Instructions for the task: Lines of the listing below that contain the string "couple" are to be returned.

Data extracts:
····················

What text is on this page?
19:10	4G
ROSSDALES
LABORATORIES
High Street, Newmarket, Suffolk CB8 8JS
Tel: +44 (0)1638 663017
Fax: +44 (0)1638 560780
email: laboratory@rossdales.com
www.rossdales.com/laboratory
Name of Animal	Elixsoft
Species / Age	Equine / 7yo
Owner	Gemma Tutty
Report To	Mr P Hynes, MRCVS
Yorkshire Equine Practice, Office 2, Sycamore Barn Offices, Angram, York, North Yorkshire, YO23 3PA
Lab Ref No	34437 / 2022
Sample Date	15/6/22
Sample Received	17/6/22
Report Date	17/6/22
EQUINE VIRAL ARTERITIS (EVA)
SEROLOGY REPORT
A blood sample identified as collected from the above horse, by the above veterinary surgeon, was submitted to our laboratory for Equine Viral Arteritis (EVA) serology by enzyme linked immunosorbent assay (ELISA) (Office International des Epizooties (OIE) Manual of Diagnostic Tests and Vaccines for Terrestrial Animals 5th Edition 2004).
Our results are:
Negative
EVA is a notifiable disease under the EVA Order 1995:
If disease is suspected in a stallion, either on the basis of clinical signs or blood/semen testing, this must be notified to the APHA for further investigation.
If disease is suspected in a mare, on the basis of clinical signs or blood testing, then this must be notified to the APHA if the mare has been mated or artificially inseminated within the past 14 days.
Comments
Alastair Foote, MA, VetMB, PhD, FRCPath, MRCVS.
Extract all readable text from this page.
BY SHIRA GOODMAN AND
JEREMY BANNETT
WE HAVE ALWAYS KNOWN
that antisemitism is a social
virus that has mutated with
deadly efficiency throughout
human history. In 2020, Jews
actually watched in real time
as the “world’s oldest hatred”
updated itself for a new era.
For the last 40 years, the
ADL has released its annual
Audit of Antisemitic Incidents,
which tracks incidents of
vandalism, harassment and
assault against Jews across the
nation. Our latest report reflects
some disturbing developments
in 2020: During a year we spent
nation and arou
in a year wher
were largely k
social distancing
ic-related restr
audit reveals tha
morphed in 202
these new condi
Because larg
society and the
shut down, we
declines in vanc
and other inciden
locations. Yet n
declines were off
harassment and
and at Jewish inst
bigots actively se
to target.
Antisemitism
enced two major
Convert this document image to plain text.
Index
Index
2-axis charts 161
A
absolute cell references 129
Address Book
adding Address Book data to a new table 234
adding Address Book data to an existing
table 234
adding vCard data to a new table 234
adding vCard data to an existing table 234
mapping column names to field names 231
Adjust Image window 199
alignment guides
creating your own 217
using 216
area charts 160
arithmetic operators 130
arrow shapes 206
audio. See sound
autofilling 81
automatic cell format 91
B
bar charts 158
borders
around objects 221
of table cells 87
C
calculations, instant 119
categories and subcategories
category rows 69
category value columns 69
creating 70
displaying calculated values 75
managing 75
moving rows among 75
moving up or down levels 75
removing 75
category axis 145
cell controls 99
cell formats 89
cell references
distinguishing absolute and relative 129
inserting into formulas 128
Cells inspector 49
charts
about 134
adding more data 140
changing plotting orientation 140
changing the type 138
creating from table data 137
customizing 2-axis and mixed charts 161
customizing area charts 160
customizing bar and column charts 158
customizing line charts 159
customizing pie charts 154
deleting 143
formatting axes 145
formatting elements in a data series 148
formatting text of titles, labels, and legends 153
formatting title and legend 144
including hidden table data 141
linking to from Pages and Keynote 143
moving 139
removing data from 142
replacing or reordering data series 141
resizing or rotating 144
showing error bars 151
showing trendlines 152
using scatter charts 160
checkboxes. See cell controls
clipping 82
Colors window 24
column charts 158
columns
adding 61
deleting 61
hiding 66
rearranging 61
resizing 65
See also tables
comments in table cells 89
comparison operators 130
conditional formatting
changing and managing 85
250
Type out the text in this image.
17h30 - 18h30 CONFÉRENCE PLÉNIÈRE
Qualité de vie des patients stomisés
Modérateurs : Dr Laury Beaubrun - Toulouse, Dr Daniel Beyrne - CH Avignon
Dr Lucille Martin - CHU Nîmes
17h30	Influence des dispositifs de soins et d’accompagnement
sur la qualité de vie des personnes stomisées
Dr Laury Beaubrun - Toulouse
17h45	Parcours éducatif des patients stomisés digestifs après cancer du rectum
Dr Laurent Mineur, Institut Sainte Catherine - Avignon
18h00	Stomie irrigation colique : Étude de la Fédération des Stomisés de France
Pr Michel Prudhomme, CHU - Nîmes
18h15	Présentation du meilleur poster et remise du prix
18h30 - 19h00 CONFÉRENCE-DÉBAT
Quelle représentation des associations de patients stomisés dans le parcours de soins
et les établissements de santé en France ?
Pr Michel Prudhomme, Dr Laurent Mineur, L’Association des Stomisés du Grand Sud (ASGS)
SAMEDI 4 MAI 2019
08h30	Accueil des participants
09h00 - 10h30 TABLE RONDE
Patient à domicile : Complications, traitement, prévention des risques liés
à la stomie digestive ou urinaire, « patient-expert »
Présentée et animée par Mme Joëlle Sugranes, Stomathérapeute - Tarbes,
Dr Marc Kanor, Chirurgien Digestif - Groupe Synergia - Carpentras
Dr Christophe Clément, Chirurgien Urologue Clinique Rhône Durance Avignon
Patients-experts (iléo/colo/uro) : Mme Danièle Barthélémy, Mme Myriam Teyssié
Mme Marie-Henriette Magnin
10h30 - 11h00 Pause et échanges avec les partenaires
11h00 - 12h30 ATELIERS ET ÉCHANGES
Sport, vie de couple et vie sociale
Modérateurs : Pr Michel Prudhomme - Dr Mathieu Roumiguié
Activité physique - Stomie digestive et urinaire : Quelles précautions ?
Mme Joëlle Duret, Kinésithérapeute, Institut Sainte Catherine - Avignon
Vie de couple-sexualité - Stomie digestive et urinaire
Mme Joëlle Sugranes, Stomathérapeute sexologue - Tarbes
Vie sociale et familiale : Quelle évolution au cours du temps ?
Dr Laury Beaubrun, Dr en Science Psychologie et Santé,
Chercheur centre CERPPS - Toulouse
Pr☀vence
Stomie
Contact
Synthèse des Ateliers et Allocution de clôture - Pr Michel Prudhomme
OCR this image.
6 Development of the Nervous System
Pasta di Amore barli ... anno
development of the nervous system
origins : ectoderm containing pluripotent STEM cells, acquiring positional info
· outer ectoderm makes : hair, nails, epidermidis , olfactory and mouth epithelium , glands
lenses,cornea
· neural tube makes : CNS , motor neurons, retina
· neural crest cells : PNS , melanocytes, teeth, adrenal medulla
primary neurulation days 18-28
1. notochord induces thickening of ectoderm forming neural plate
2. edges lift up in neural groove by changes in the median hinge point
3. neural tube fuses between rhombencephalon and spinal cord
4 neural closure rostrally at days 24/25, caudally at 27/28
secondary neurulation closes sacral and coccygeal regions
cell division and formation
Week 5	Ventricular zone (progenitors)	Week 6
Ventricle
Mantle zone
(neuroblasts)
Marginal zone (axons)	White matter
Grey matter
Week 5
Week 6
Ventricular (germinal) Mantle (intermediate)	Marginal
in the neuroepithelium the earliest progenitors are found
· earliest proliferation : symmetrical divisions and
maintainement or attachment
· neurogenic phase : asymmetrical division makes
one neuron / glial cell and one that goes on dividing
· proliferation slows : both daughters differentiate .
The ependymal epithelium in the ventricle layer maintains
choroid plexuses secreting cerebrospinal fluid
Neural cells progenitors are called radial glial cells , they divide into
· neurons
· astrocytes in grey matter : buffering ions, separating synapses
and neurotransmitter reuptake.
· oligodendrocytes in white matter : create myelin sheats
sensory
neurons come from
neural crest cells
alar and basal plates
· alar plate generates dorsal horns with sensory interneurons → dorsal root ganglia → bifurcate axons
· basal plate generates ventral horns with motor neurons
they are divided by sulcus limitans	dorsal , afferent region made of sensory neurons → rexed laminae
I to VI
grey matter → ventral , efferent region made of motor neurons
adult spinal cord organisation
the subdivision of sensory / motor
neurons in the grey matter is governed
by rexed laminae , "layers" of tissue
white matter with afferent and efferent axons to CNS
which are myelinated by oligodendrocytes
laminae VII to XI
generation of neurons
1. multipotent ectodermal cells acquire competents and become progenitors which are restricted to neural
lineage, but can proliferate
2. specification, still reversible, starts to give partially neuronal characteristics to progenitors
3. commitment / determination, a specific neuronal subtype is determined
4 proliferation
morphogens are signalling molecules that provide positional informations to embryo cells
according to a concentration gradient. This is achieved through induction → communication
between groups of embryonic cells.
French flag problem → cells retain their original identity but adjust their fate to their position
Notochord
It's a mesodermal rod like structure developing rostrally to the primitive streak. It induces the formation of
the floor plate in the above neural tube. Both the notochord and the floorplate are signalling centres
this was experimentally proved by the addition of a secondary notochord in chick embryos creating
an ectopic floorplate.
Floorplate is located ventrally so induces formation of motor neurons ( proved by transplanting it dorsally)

····················

Worked solution:
Sport, vie de couple et vie sociale
Vie de couple-sexualité - Stomie digestive et urinaire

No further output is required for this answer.